--- start EXCERPTED RECORDS ---

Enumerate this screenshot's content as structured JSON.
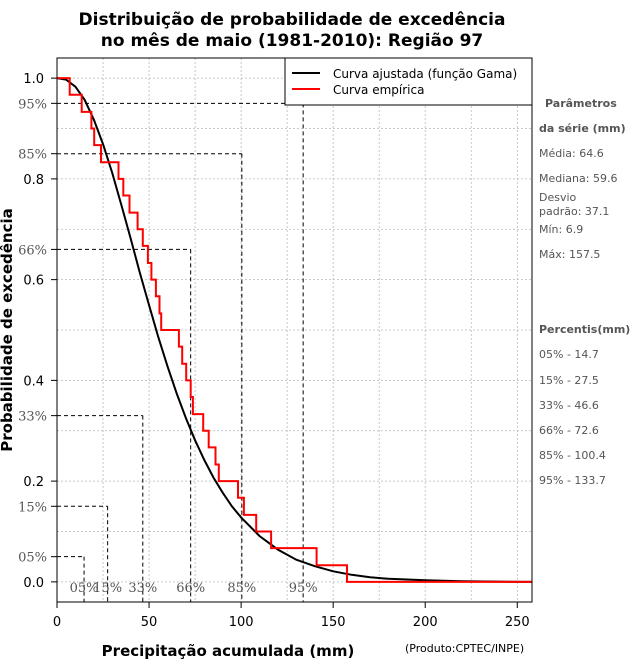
{
  "chart_data": {
    "type": "line",
    "title": [
      "Distribuição de probabilidade de excedência",
      "no mês de maio (1981-2010): Região 97"
    ],
    "xlabel": "Precipitação acumulada (mm)",
    "ylabel": "Probabilidade de excedência",
    "product": "(Produto:CPTEC/INPE)",
    "xlim": [
      0,
      258
    ],
    "ylim": [
      -0.04,
      1.04
    ],
    "x_ticks": [
      0,
      50,
      100,
      150,
      200,
      250
    ],
    "y_ticks": [
      {
        "value": 1.0,
        "label": "1.0"
      },
      {
        "value": 0.8,
        "label": "0.8"
      },
      {
        "value": 0.6,
        "label": "0.6"
      },
      {
        "value": 0.4,
        "label": "0.4"
      },
      {
        "value": 0.2,
        "label": "0.2"
      },
      {
        "value": 0.0,
        "label": "0.0"
      }
    ],
    "grid": true,
    "legend": {
      "position": "top-right",
      "entries": [
        {
          "label": "Curva ajustada (função Gama)",
          "color": "#000000"
        },
        {
          "label": "Curva empírica",
          "color": "#ff0000"
        }
      ]
    },
    "series": [
      {
        "name": "Curva ajustada (função Gama)",
        "color": "#000000",
        "x": [
          0,
          5,
          10,
          15,
          20,
          25,
          30,
          35,
          40,
          45,
          50,
          55,
          60,
          65,
          70,
          75,
          80,
          85,
          90,
          95,
          100,
          110,
          120,
          130,
          140,
          150,
          160,
          170,
          180,
          200,
          220,
          258
        ],
        "y": [
          1.0,
          0.997,
          0.983,
          0.957,
          0.918,
          0.869,
          0.812,
          0.748,
          0.682,
          0.614,
          0.549,
          0.486,
          0.428,
          0.374,
          0.325,
          0.281,
          0.242,
          0.207,
          0.177,
          0.15,
          0.128,
          0.091,
          0.064,
          0.044,
          0.031,
          0.021,
          0.014,
          0.009,
          0.006,
          0.003,
          0.001,
          0.0
        ]
      },
      {
        "name": "Curva empírica",
        "color": "#ff0000",
        "steps": [
          [
            0,
            1.0
          ],
          [
            6.9,
            0.967
          ],
          [
            13.4,
            0.933
          ],
          [
            18.7,
            0.9
          ],
          [
            20.2,
            0.867
          ],
          [
            23.9,
            0.833
          ],
          [
            33.4,
            0.8
          ],
          [
            36.0,
            0.767
          ],
          [
            39.4,
            0.733
          ],
          [
            43.8,
            0.7
          ],
          [
            46.6,
            0.667
          ],
          [
            49.4,
            0.633
          ],
          [
            51.3,
            0.6
          ],
          [
            53.7,
            0.567
          ],
          [
            55.7,
            0.533
          ],
          [
            56.6,
            0.5
          ],
          [
            66.2,
            0.467
          ],
          [
            68.0,
            0.433
          ],
          [
            70.2,
            0.4
          ],
          [
            72.6,
            0.367
          ],
          [
            73.8,
            0.333
          ],
          [
            79.4,
            0.3
          ],
          [
            82.4,
            0.267
          ],
          [
            86.1,
            0.233
          ],
          [
            87.9,
            0.2
          ],
          [
            98.3,
            0.167
          ],
          [
            101.5,
            0.133
          ],
          [
            108.2,
            0.1
          ],
          [
            116.3,
            0.067
          ],
          [
            141.0,
            0.033
          ],
          [
            157.5,
            0.0
          ],
          [
            258,
            0.0
          ]
        ]
      }
    ],
    "percentiles": [
      {
        "label": "05%",
        "x": 14.7,
        "y": 0.05
      },
      {
        "label": "15%",
        "x": 27.5,
        "y": 0.15
      },
      {
        "label": "33%",
        "x": 46.6,
        "y": 0.33
      },
      {
        "label": "66%",
        "x": 72.6,
        "y": 0.66
      },
      {
        "label": "85%",
        "x": 100.4,
        "y": 0.85
      },
      {
        "label": "95%",
        "x": 133.7,
        "y": 0.95
      }
    ]
  },
  "sidebar": {
    "params_heading": [
      "Parâmetros",
      "da série (mm)"
    ],
    "params": [
      "Média: 64.6",
      "Mediana: 59.6",
      "Desvio",
      "padrão: 37.1",
      "Mín: 6.9",
      "Máx: 157.5"
    ],
    "percentis_heading": "Percentis(mm)",
    "percentis": [
      "05% - 14.7",
      "15% - 27.5",
      "33% - 46.6",
      "66% - 72.6",
      "85% - 100.4",
      "95% - 133.7"
    ]
  }
}
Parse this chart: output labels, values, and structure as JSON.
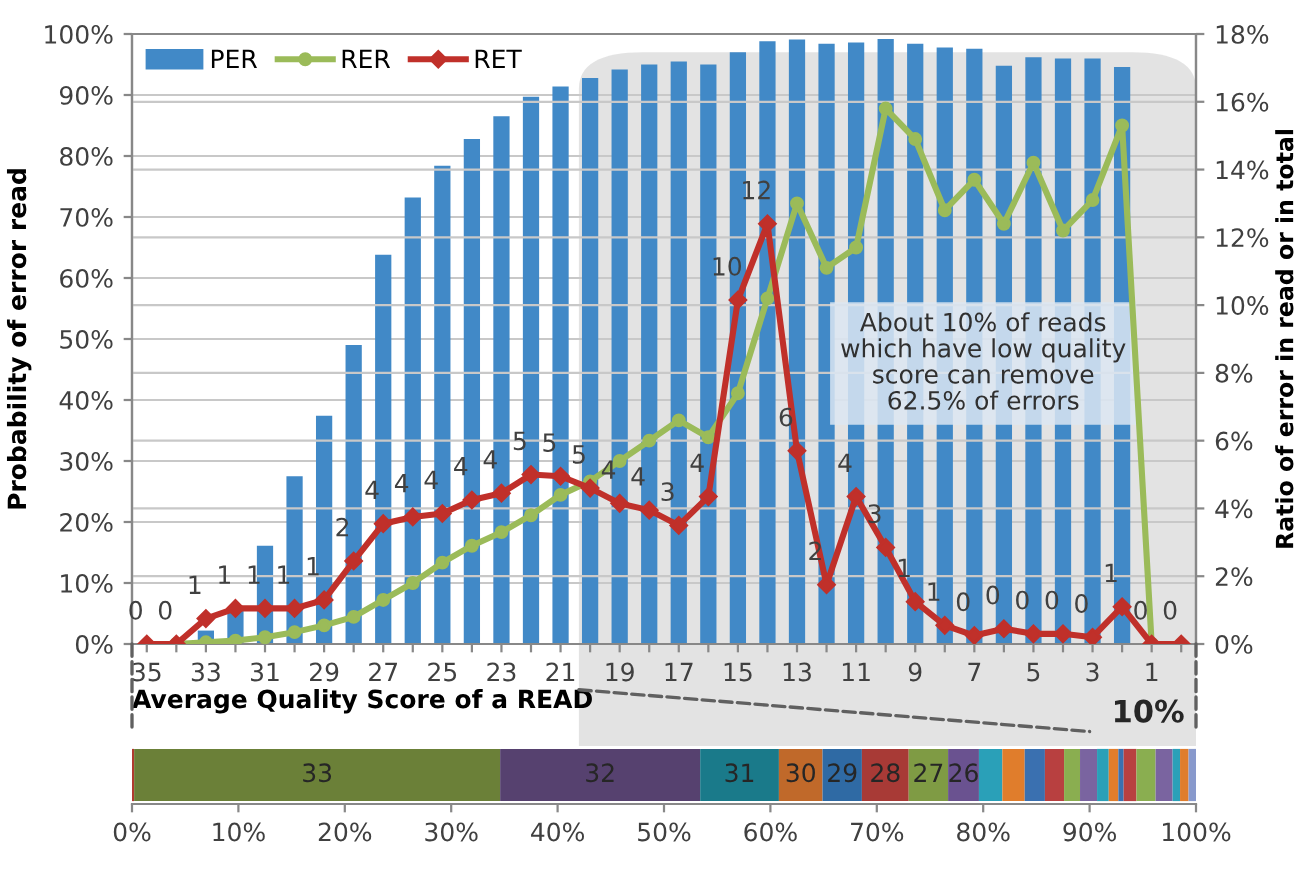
{
  "chart_data": [
    {
      "type": "bar",
      "xlabel": "Average Quality Score of a READ",
      "ylabel": "Probability of error read",
      "y2label": "Ratio of error in read or in total",
      "categories": [
        "35",
        null,
        "33",
        null,
        "31",
        null,
        "29",
        null,
        "27",
        null,
        "25",
        null,
        "23",
        null,
        "21",
        null,
        "19",
        null,
        "17",
        null,
        "15",
        null,
        "13",
        null,
        "11",
        null,
        "9",
        null,
        "7",
        null,
        "5",
        null,
        "3",
        null,
        "1",
        null
      ],
      "series": [
        {
          "name": "PER",
          "type": "bar",
          "color": "#4189c7",
          "values": [
            null,
            null,
            2.2,
            5.4,
            16.1,
            27.5,
            37.4,
            49,
            63.8,
            73.2,
            78.4,
            82.8,
            86.5,
            89.7,
            91.4,
            92.8,
            94.2,
            95.0,
            95.5,
            95.0,
            97.0,
            98.8,
            99.1,
            98.4,
            98.6,
            99.2,
            98.4,
            97.8,
            97.6,
            94.8,
            96.2,
            96.0,
            96.0,
            94.6,
            null,
            null
          ]
        },
        {
          "name": "RER",
          "type": "line",
          "axis": "y2",
          "color": "#9bbb59",
          "marker": "circle",
          "values": [
            null,
            0,
            0.05,
            0.1,
            0.2,
            0.35,
            0.55,
            0.8,
            1.3,
            1.8,
            2.4,
            2.9,
            3.3,
            3.8,
            4.4,
            4.8,
            5.4,
            6.0,
            6.6,
            6.1,
            7.4,
            10.2,
            13.0,
            11.1,
            11.7,
            15.8,
            14.9,
            12.8,
            13.7,
            12.4,
            14.2,
            12.2,
            13.1,
            15.3,
            0,
            null
          ]
        },
        {
          "name": "RET",
          "type": "line",
          "axis": "y2",
          "color": "#c0302a",
          "marker": "diamond",
          "values": [
            0,
            0,
            0.75,
            1.05,
            1.05,
            1.05,
            1.3,
            2.45,
            3.55,
            3.75,
            3.85,
            4.25,
            4.45,
            5.0,
            4.95,
            4.6,
            4.15,
            3.95,
            3.5,
            4.35,
            10.15,
            12.4,
            5.7,
            1.75,
            4.35,
            2.85,
            1.25,
            0.55,
            0.25,
            0.45,
            0.3,
            0.3,
            0.2,
            1.1,
            0,
            0
          ],
          "value_labels": [
            "0",
            "0",
            "1",
            "1",
            "1",
            "1",
            "1",
            "2",
            "4",
            "4",
            "4",
            "4",
            "4",
            "5",
            "5",
            "5",
            "4",
            "4",
            "3",
            "4",
            "10",
            "12",
            "6",
            "2",
            "4",
            "3",
            "1",
            "1",
            "0",
            "0",
            "0",
            "0",
            "0",
            "1",
            "0",
            "0"
          ]
        }
      ],
      "ylim": [
        0,
        100
      ],
      "yticks": [
        {
          "value": 0,
          "label": "0%"
        },
        {
          "value": 10,
          "label": "10%"
        },
        {
          "value": 20,
          "label": "20%"
        },
        {
          "value": 30,
          "label": "30%"
        },
        {
          "value": 40,
          "label": "40%"
        },
        {
          "value": 50,
          "label": "50%"
        },
        {
          "value": 60,
          "label": "60%"
        },
        {
          "value": 70,
          "label": "70%"
        },
        {
          "value": 80,
          "label": "80%"
        },
        {
          "value": 90,
          "label": "90%"
        },
        {
          "value": 100,
          "label": "100%"
        }
      ],
      "y2lim": [
        0,
        18
      ],
      "y2ticks": [
        {
          "value": 0,
          "label": "0%"
        },
        {
          "value": 2,
          "label": "2%"
        },
        {
          "value": 4,
          "label": "4%"
        },
        {
          "value": 6,
          "label": "6%"
        },
        {
          "value": 8,
          "label": "8%"
        },
        {
          "value": 10,
          "label": "10%"
        },
        {
          "value": 12,
          "label": "12%"
        },
        {
          "value": 14,
          "label": "14%"
        },
        {
          "value": 16,
          "label": "16%"
        },
        {
          "value": 18,
          "label": "18%"
        }
      ],
      "grid": "y",
      "legend": "top left",
      "annotations": [
        "About 10% of reads\nwhich have low quality\nscore can remove\n62.5% of errors"
      ]
    },
    {
      "type": "bar",
      "orientation": "horizontal",
      "stacked": true,
      "categories": [
        null
      ],
      "series": [
        {
          "color": "#b03a30",
          "values": [
            0.2
          ]
        },
        {
          "name": "33",
          "color": "#6b8038",
          "values": [
            34.4
          ]
        },
        {
          "name": "32",
          "color": "#56416f",
          "values": [
            18.8
          ]
        },
        {
          "name": "31",
          "color": "#1a7a8a",
          "values": [
            7.4
          ]
        },
        {
          "name": "30",
          "color": "#c0692a",
          "values": [
            4.1
          ]
        },
        {
          "name": "29",
          "color": "#2f6aa4",
          "values": [
            3.7
          ]
        },
        {
          "name": "28",
          "color": "#a83a36",
          "values": [
            4.4
          ]
        },
        {
          "name": "27",
          "color": "#7f9b44",
          "values": [
            3.7
          ]
        },
        {
          "name": "26",
          "color": "#6a5290",
          "values": [
            2.9
          ]
        },
        {
          "color": "#2aa0b8",
          "values": [
            2.2
          ]
        },
        {
          "color": "#e07d2c",
          "values": [
            2.1
          ]
        },
        {
          "color": "#3a70b0",
          "values": [
            1.9
          ]
        },
        {
          "color": "#b84040",
          "values": [
            1.8
          ]
        },
        {
          "color": "#8aae50",
          "values": [
            1.5
          ]
        },
        {
          "color": "#7a64a0",
          "values": [
            1.6
          ]
        },
        {
          "color": "#2aa0b8",
          "values": [
            1.1
          ]
        },
        {
          "color": "#e07d2c",
          "values": [
            0.9
          ]
        },
        {
          "color": "#3a70b0",
          "values": [
            0.5
          ]
        },
        {
          "color": "#b84040",
          "values": [
            1.2
          ]
        },
        {
          "color": "#8aae50",
          "values": [
            1.8
          ]
        },
        {
          "color": "#7a64a0",
          "values": [
            1.6
          ]
        },
        {
          "color": "#2aa0b8",
          "values": [
            0.7
          ]
        },
        {
          "color": "#e07d2c",
          "values": [
            0.8
          ]
        },
        {
          "color": "#8899cc",
          "values": [
            0.7
          ]
        }
      ],
      "xlim": [
        0,
        100
      ],
      "xticks": [
        {
          "value": 0,
          "label": "0%"
        },
        {
          "value": 10,
          "label": "10%"
        },
        {
          "value": 20,
          "label": "20%"
        },
        {
          "value": 30,
          "label": "30%"
        },
        {
          "value": 40,
          "label": "40%"
        },
        {
          "value": 50,
          "label": "50%"
        },
        {
          "value": 60,
          "label": "60%"
        },
        {
          "value": 70,
          "label": "70%"
        },
        {
          "value": 80,
          "label": "80%"
        },
        {
          "value": 90,
          "label": "90%"
        },
        {
          "value": 100,
          "label": "100%"
        }
      ],
      "tick_labels": "x",
      "annotations": [
        "10%"
      ]
    }
  ]
}
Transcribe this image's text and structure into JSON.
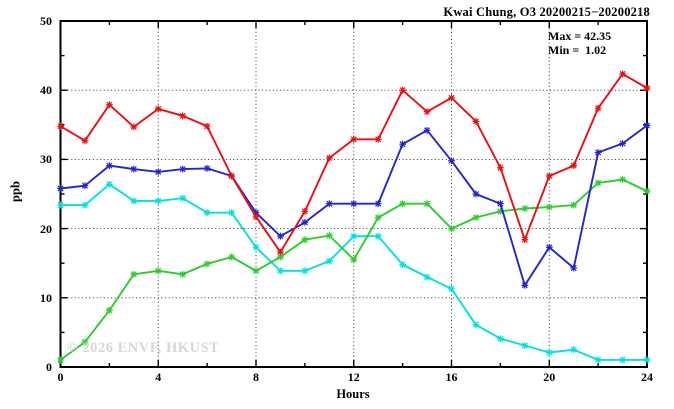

--- end EXCERPTED RECORDS ---

:: TASK PROMPT ::
Going through the data above, count the lines where the string "ylabel" appears, and answer with only that number.

:: ANSWER FOR THIS EXERCISE ::
2